──────── Listing
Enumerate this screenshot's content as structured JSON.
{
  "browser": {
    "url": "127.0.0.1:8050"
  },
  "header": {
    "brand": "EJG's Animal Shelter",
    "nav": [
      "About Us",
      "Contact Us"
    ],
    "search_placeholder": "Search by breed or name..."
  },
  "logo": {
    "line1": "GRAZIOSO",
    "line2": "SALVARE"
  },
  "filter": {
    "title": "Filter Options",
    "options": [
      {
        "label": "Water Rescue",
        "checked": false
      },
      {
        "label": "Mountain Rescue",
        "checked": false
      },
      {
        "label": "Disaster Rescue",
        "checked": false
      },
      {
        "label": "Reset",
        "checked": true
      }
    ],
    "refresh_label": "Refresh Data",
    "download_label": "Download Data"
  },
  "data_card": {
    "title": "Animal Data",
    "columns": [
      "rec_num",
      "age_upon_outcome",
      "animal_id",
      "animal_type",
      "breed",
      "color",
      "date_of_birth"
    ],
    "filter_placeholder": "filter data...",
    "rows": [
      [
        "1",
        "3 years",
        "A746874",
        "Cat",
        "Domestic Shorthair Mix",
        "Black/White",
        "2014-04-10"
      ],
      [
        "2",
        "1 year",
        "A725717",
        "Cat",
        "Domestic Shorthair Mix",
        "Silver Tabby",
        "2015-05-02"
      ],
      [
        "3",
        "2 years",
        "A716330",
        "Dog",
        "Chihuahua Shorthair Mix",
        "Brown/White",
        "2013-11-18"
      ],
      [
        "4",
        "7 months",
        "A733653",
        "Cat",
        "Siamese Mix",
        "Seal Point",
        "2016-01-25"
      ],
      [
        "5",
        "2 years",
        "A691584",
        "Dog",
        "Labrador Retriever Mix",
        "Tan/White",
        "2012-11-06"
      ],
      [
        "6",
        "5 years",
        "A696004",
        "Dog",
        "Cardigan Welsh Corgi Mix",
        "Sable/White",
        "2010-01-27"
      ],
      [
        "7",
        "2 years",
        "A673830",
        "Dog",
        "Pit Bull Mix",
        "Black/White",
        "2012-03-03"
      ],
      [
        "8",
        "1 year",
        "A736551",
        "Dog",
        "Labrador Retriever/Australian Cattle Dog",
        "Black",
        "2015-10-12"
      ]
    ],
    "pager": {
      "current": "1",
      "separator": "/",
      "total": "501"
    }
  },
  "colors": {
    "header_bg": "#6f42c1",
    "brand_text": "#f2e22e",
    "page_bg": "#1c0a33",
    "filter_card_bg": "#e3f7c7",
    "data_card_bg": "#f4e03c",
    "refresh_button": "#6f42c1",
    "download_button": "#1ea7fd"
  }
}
────────────────
Return what is listed above, exactly and completely.

Answer to the task
Enumerate this screenshot's content as structured JSON.
{
  "browser": {
    "url": "127.0.0.1:8050"
  },
  "header": {
    "brand": "EJG's Animal Shelter",
    "nav": [
      "About Us",
      "Contact Us"
    ],
    "search_placeholder": "Search by breed or name..."
  },
  "logo": {
    "line1": "GRAZIOSO",
    "line2": "SALVARE"
  },
  "filter": {
    "title": "Filter Options",
    "options": [
      {
        "label": "Water Rescue",
        "checked": false
      },
      {
        "label": "Mountain Rescue",
        "checked": false
      },
      {
        "label": "Disaster Rescue",
        "checked": false
      },
      {
        "label": "Reset",
        "checked": true
      }
    ],
    "refresh_label": "Refresh Data",
    "download_label": "Download Data"
  },
  "data_card": {
    "title": "Animal Data",
    "columns": [
      "rec_num",
      "age_upon_outcome",
      "animal_id",
      "animal_type",
      "breed",
      "color",
      "date_of_birth"
    ],
    "filter_placeholder": "filter data...",
    "rows": [
      [
        "1",
        "3 years",
        "A746874",
        "Cat",
        "Domestic Shorthair Mix",
        "Black/White",
        "2014-04-10"
      ],
      [
        "2",
        "1 year",
        "A725717",
        "Cat",
        "Domestic Shorthair Mix",
        "Silver Tabby",
        "2015-05-02"
      ],
      [
        "3",
        "2 years",
        "A716330",
        "Dog",
        "Chihuahua Shorthair Mix",
        "Brown/White",
        "2013-11-18"
      ],
      [
        "4",
        "7 months",
        "A733653",
        "Cat",
        "Siamese Mix",
        "Seal Point",
        "2016-01-25"
      ],
      [
        "5",
        "2 years",
        "A691584",
        "Dog",
        "Labrador Retriever Mix",
        "Tan/White",
        "2012-11-06"
      ],
      [
        "6",
        "5 years",
        "A696004",
        "Dog",
        "Cardigan Welsh Corgi Mix",
        "Sable/White",
        "2010-01-27"
      ],
      [
        "7",
        "2 years",
        "A673830",
        "Dog",
        "Pit Bull Mix",
        "Black/White",
        "2012-03-03"
      ],
      [
        "8",
        "1 year",
        "A736551",
        "Dog",
        "Labrador Retriever/Australian Cattle Dog",
        "Black",
        "2015-10-12"
      ]
    ],
    "pager": {
      "current": "1",
      "separator": "/",
      "total": "501"
    }
  },
  "colors": {
    "header_bg": "#6f42c1",
    "brand_text": "#f2e22e",
    "page_bg": "#1c0a33",
    "filter_card_bg": "#e3f7c7",
    "data_card_bg": "#f4e03c",
    "refresh_button": "#6f42c1",
    "download_button": "#1ea7fd"
  }
}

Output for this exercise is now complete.